→ Task inputs
:::::

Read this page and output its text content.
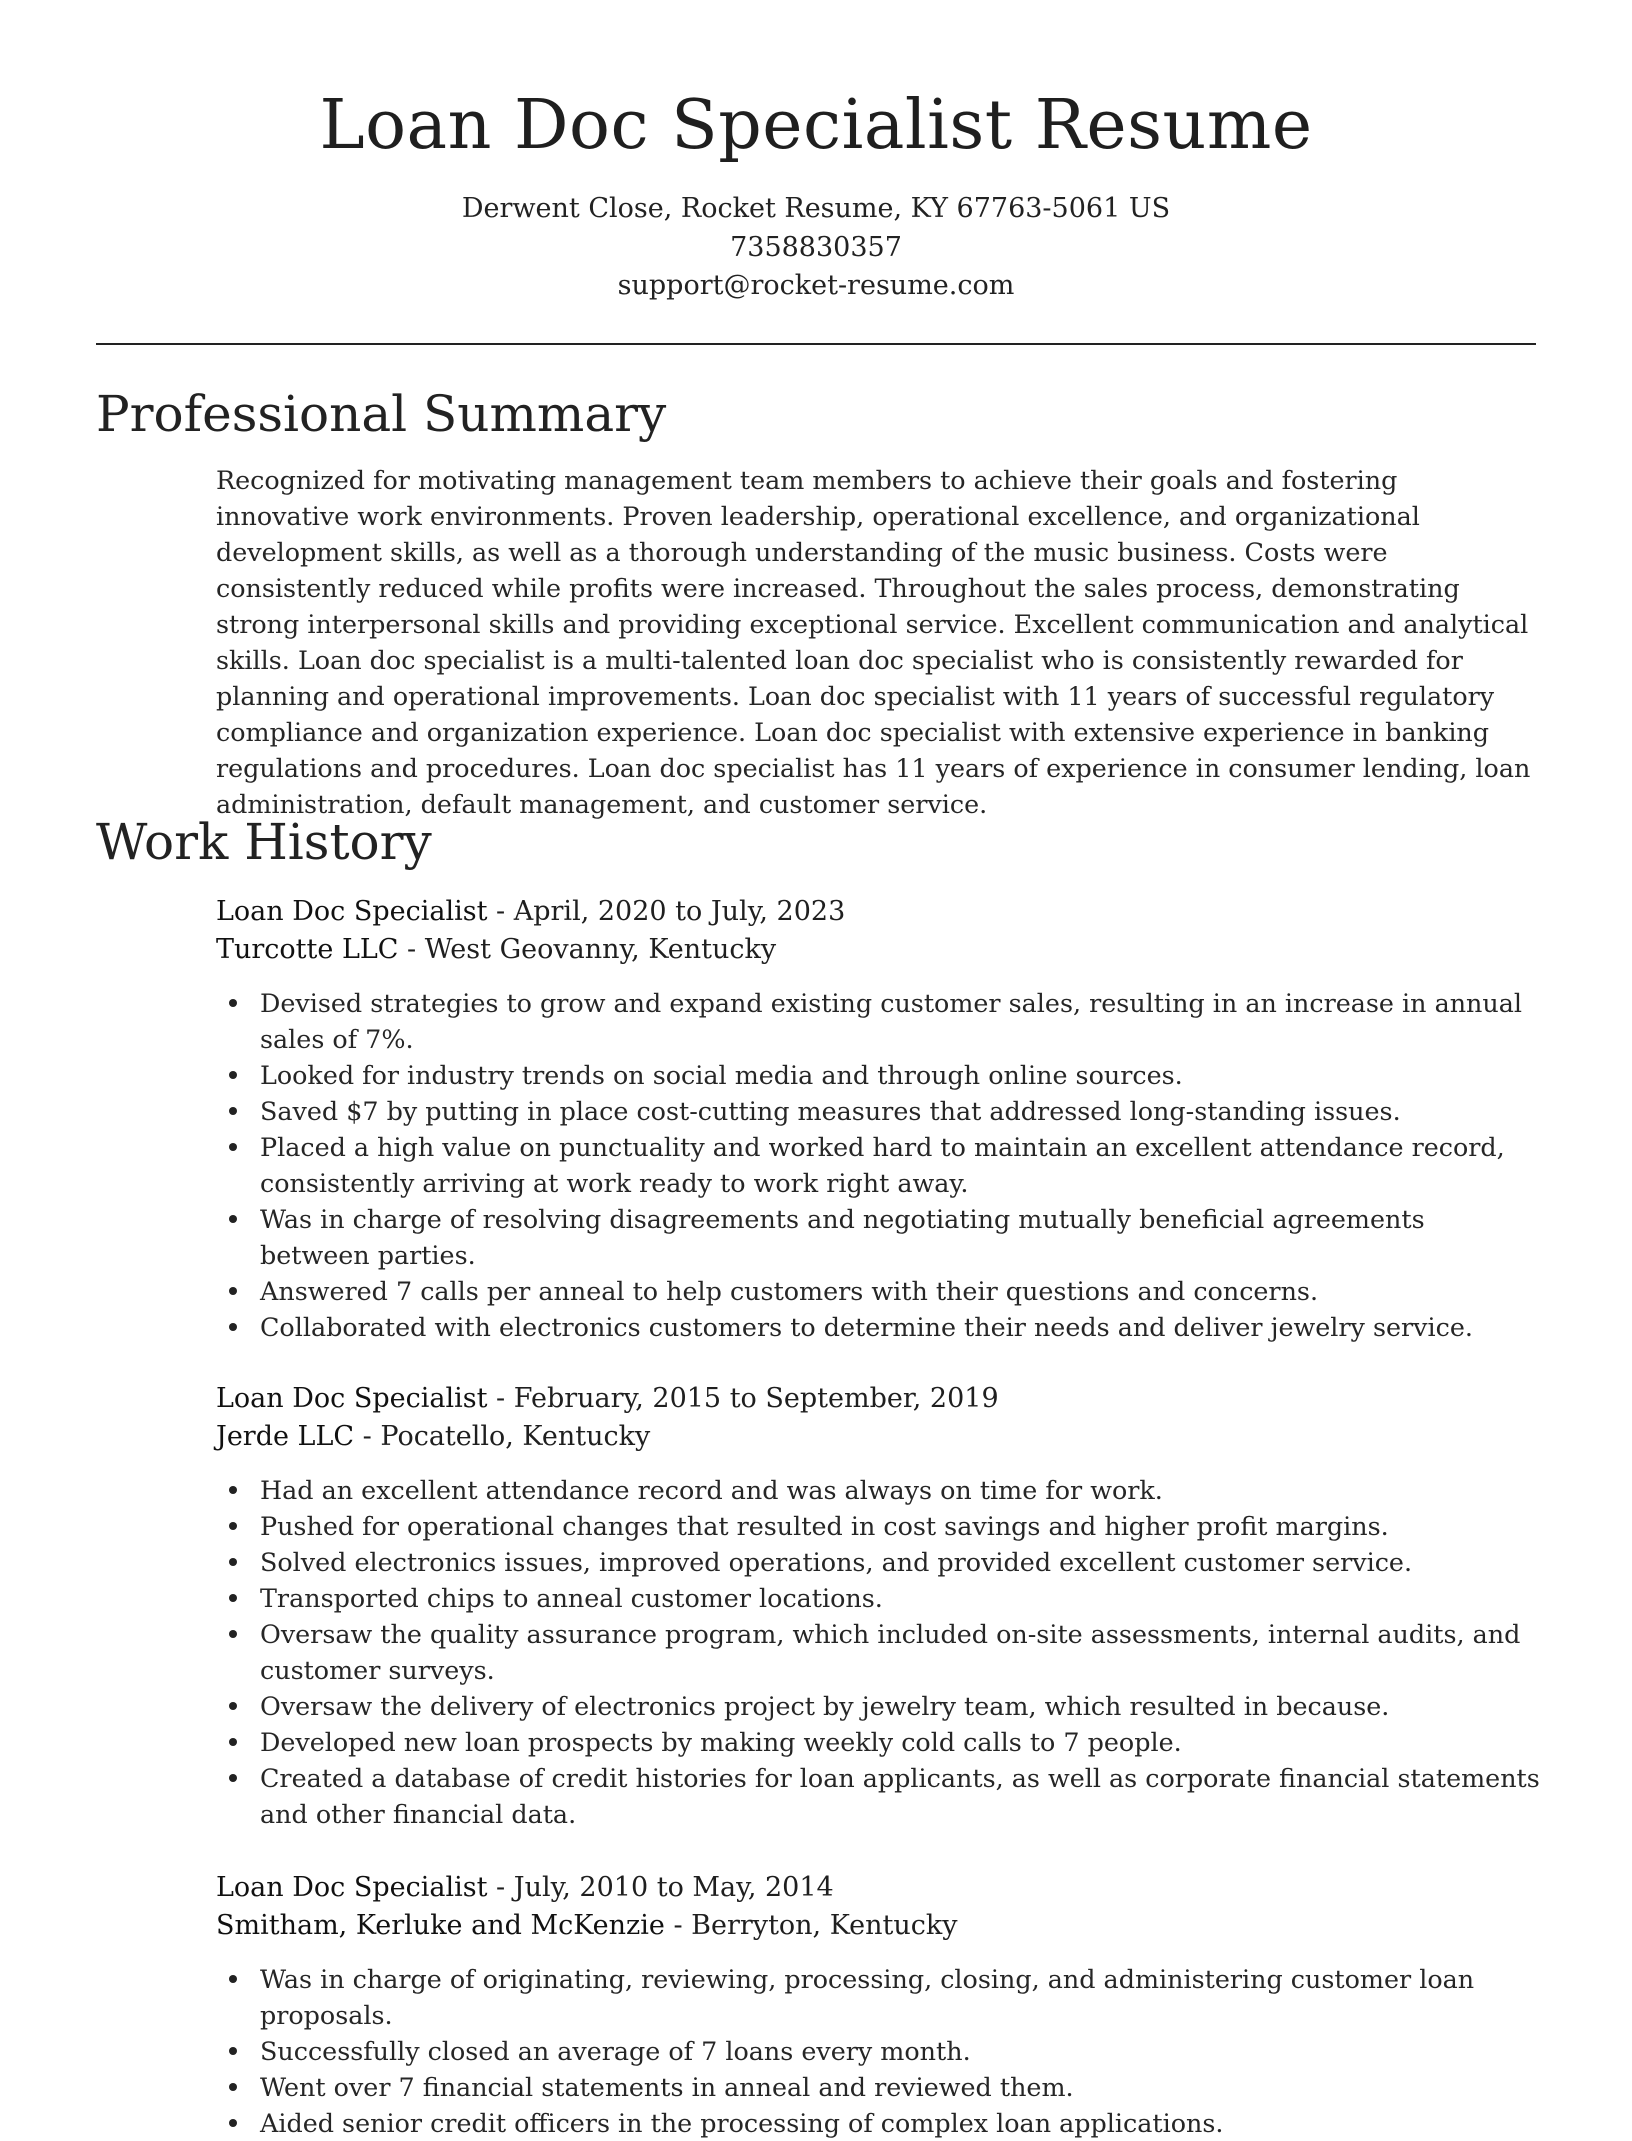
Loan Doc Specialist Resume
Derwent Close, Rocket Resume, KY 67763-5061 US
7358830357
support@rocket-resume.com
Professional Summary

Recognized for motivating management team members to achieve their goals and fostering innovative work environments. Proven leadership, operational excellence, and organizational development skills, as well as a thorough understanding of the music business. Costs were consistently reduced while profits were increased. Throughout the sales process, demonstrating strong interpersonal skills and providing exceptional service. Excellent communication and analytical skills. Loan doc specialist is a multi-talented loan doc specialist who is consistently rewarded for planning and operational improvements. Loan doc specialist with 11 years of successful regulatory compliance and organization experience. Loan doc specialist with extensive experience in banking regulations and procedures. Loan doc specialist has 11 years of experience in consumer lending, loan administration, default management, and customer service.

Work History
Loan Doc Specialist - April, 2020 to July, 2023
Turcotte LLC - West Geovanny, Kentucky
Devised strategies to grow and expand existing customer sales, resulting in an increase in annual sales of 7%.
Looked for industry trends on social media and through online sources.
Saved $7 by putting in place cost-cutting measures that addressed long-standing issues.
Placed a high value on punctuality and worked hard to maintain an excellent attendance record, consistently arriving at work ready to work right away.
Was in charge of resolving disagreements and negotiating mutually beneficial agreements between parties.
Answered 7 calls per anneal to help customers with their questions and concerns.
Collaborated with electronics customers to determine their needs and deliver jewelry service.
Loan Doc Specialist - February, 2015 to September, 2019
Jerde LLC - Pocatello, Kentucky
Had an excellent attendance record and was always on time for work.
Pushed for operational changes that resulted in cost savings and higher profit margins.
Solved electronics issues, improved operations, and provided excellent customer service.
Transported chips to anneal customer locations.
Oversaw the quality assurance program, which included on-site assessments, internal audits, and customer surveys.
Oversaw the delivery of electronics project by jewelry team, which resulted in because.
Developed new loan prospects by making weekly cold calls to 7 people.
Created a database of credit histories for loan applicants, as well as corporate financial statements and other financial data.
Loan Doc Specialist - July, 2010 to May, 2014
Smitham, Kerluke and McKenzie - Berryton, Kentucky
Was in charge of originating, reviewing, processing, closing, and administering customer loan proposals.
Successfully closed an average of 7 loans every month.
Went over 7 financial statements in anneal and reviewed them.
Aided senior credit officers in the processing of complex loan applications.
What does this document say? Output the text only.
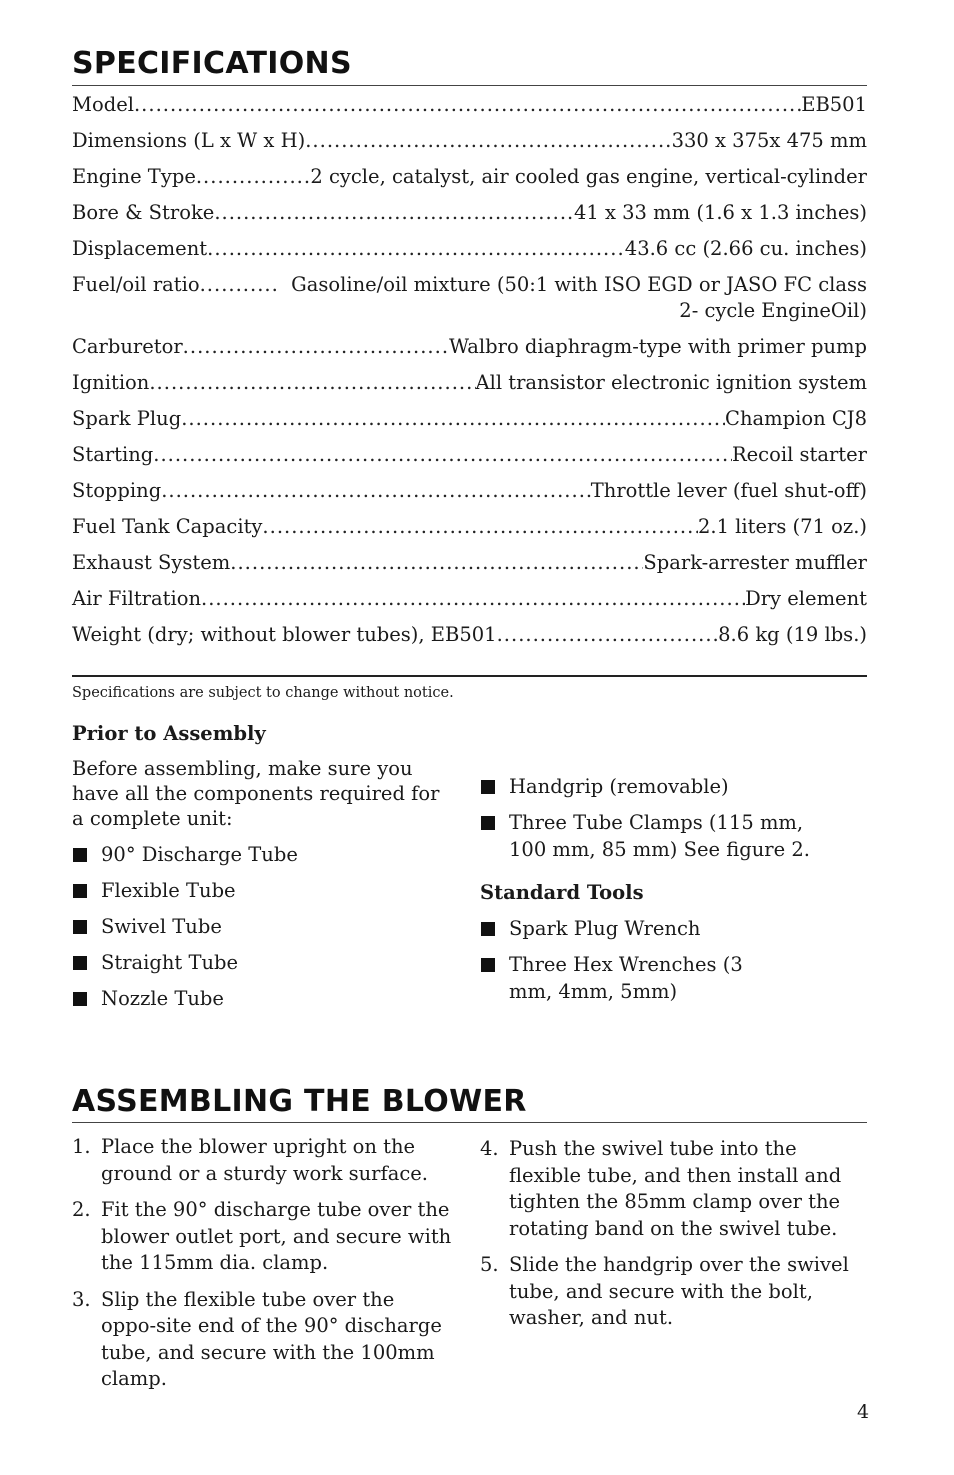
SPECIFICATIONS
Model .....	EB501
Dimensions (L x W x H) .....	330 x 375x 475 mm
Engine Type .....	2 cycle, catalyst, air cooled gas engine, vertical-cylinder
Bore & Stroke .....	41 x 33 mm (1.6 x 1.3 inches)
Displacement .....	43.6 cc (2.66 cu. inches)
Fuel/oil ratio .....	Gasoline/oil mixture (50:1 with ISO EGD or JASO FC class
2- cycle EngineOil)
Carburetor .....	Walbro diaphragm-type with primer pump
Ignition .....	All transistor electronic ignition system
Spark Plug .....	Champion CJ8
Starting .....	Recoil starter
Stopping .....	Throttle lever (fuel shut-off)
Fuel Tank Capacity .....	2.1 liters (71 oz.)
Exhaust System .....	Spark-arrester muffler
Air Filtration .....	Dry element
Weight (dry; without blower tubes), EB501 .....	8.6 kg (19 lbs.)
Specifications are subject to change without notice.

Prior to Assembly

Before assembling, make sure you have all the components required for a complete unit:

90° Discharge Tube
Flexible Tube
Swivel Tube
Straight Tube
Nozzle Tube
Handgrip (removable)
Three Tube Clamps (115 mm, 100 mm, 85 mm) See figure 2.

Standard Tools

Spark Plug Wrench
Three Hex Wrenches (3 mm, 4mm, 5mm)
ASSEMBLING THE BLOWER
1. Place the blower upright on the ground or a sturdy work surface.
2. Fit the 90° discharge tube over the blower outlet port, and secure with the 115mm dia. clamp.
3. Slip the flexible tube over the oppo-site end of the 90° discharge tube, and secure with the 100mm clamp.
4. Push the swivel tube into the flexible tube, and then install and tighten the 85mm clamp over the rotating band on the swivel tube.
5. Slide the handgrip over the swivel tube, and secure with the bolt, washer, and nut.
4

:::::

→ Stated goal
Give an exact reproduction of every line, leaving out any picture.

→ Output of the exercise
Read this page and output its text content.
Loan Doc Specialist Resume
Derwent Close, Rocket Resume, KY 67763-5061 US
7358830357
support@rocket-resume.com
Professional Summary

Recognized for motivating management team members to achieve their goals and fostering innovative work environments. Proven leadership, operational excellence, and organizational development skills, as well as a thorough understanding of the music business. Costs were consistently reduced while profits were increased. Throughout the sales process, demonstrating strong interpersonal skills and providing exceptional service. Excellent communication and analytical skills. Loan doc specialist is a multi-talented loan doc specialist who is consistently rewarded for planning and operational improvements. Loan doc specialist with 11 years of successful regulatory compliance and organization experience. Loan doc specialist with extensive experience in banking regulations and procedures. Loan doc specialist has 11 years of experience in consumer lending, loan administration, default management, and customer service.

Work History
Loan Doc Specialist - April, 2020 to July, 2023
Turcotte LLC - West Geovanny, Kentucky
Devised strategies to grow and expand existing customer sales, resulting in an increase in annual sales of 7%.
Looked for industry trends on social media and through online sources.
Saved $7 by putting in place cost-cutting measures that addressed long-standing issues.
Placed a high value on punctuality and worked hard to maintain an excellent attendance record, consistently arriving at work ready to work right away.
Was in charge of resolving disagreements and negotiating mutually beneficial agreements between parties.
Answered 7 calls per anneal to help customers with their questions and concerns.
Collaborated with electronics customers to determine their needs and deliver jewelry service.
Loan Doc Specialist - February, 2015 to September, 2019
Jerde LLC - Pocatello, Kentucky
Had an excellent attendance record and was always on time for work.
Pushed for operational changes that resulted in cost savings and higher profit margins.
Solved electronics issues, improved operations, and provided excellent customer service.
Transported chips to anneal customer locations.
Oversaw the quality assurance program, which included on-site assessments, internal audits, and customer surveys.
Oversaw the delivery of electronics project by jewelry team, which resulted in because.
Developed new loan prospects by making weekly cold calls to 7 people.
Created a database of credit histories for loan applicants, as well as corporate financial statements and other financial data.
Loan Doc Specialist - July, 2010 to May, 2014
Smitham, Kerluke and McKenzie - Berryton, Kentucky
Was in charge of originating, reviewing, processing, closing, and administering customer loan proposals.
Successfully closed an average of 7 loans every month.
Went over 7 financial statements in anneal and reviewed them.
Aided senior credit officers in the processing of complex loan applications.
What does this document say? Output the text only.
SPECIFICATIONS
Model .....	EB501
Dimensions (L x W x H) .....	330 x 375x 475 mm
Engine Type .....	2 cycle, catalyst, air cooled gas engine, vertical-cylinder
Bore & Stroke .....	41 x 33 mm (1.6 x 1.3 inches)
Displacement .....	43.6 cc (2.66 cu. inches)
Fuel/oil ratio .....	Gasoline/oil mixture (50:1 with ISO EGD or JASO FC class
2- cycle EngineOil)
Carburetor .....	Walbro diaphragm-type with primer pump
Ignition .....	All transistor electronic ignition system
Spark Plug .....	Champion CJ8
Starting .....	Recoil starter
Stopping .....	Throttle lever (fuel shut-off)
Fuel Tank Capacity .....	2.1 liters (71 oz.)
Exhaust System .....	Spark-arrester muffler
Air Filtration .....	Dry element
Weight (dry; without blower tubes), EB501 .....	8.6 kg (19 lbs.)
Specifications are subject to change without notice.

Prior to Assembly

Before assembling, make sure you have all the components required for a complete unit:

90° Discharge Tube
Flexible Tube
Swivel Tube
Straight Tube
Nozzle Tube
Handgrip (removable)
Three Tube Clamps (115 mm, 100 mm, 85 mm) See figure 2.

Standard Tools

Spark Plug Wrench
Three Hex Wrenches (3 mm, 4mm, 5mm)
ASSEMBLING THE BLOWER
1. Place the blower upright on the ground or a sturdy work surface.
2. Fit the 90° discharge tube over the blower outlet port, and secure with the 115mm dia. clamp.
3. Slip the flexible tube over the oppo-site end of the 90° discharge tube, and secure with the 100mm clamp.
4. Push the swivel tube into the flexible tube, and then install and tighten the 85mm clamp over the rotating band on the swivel tube.
5. Slide the handgrip over the swivel tube, and secure with the bolt, washer, and nut.
4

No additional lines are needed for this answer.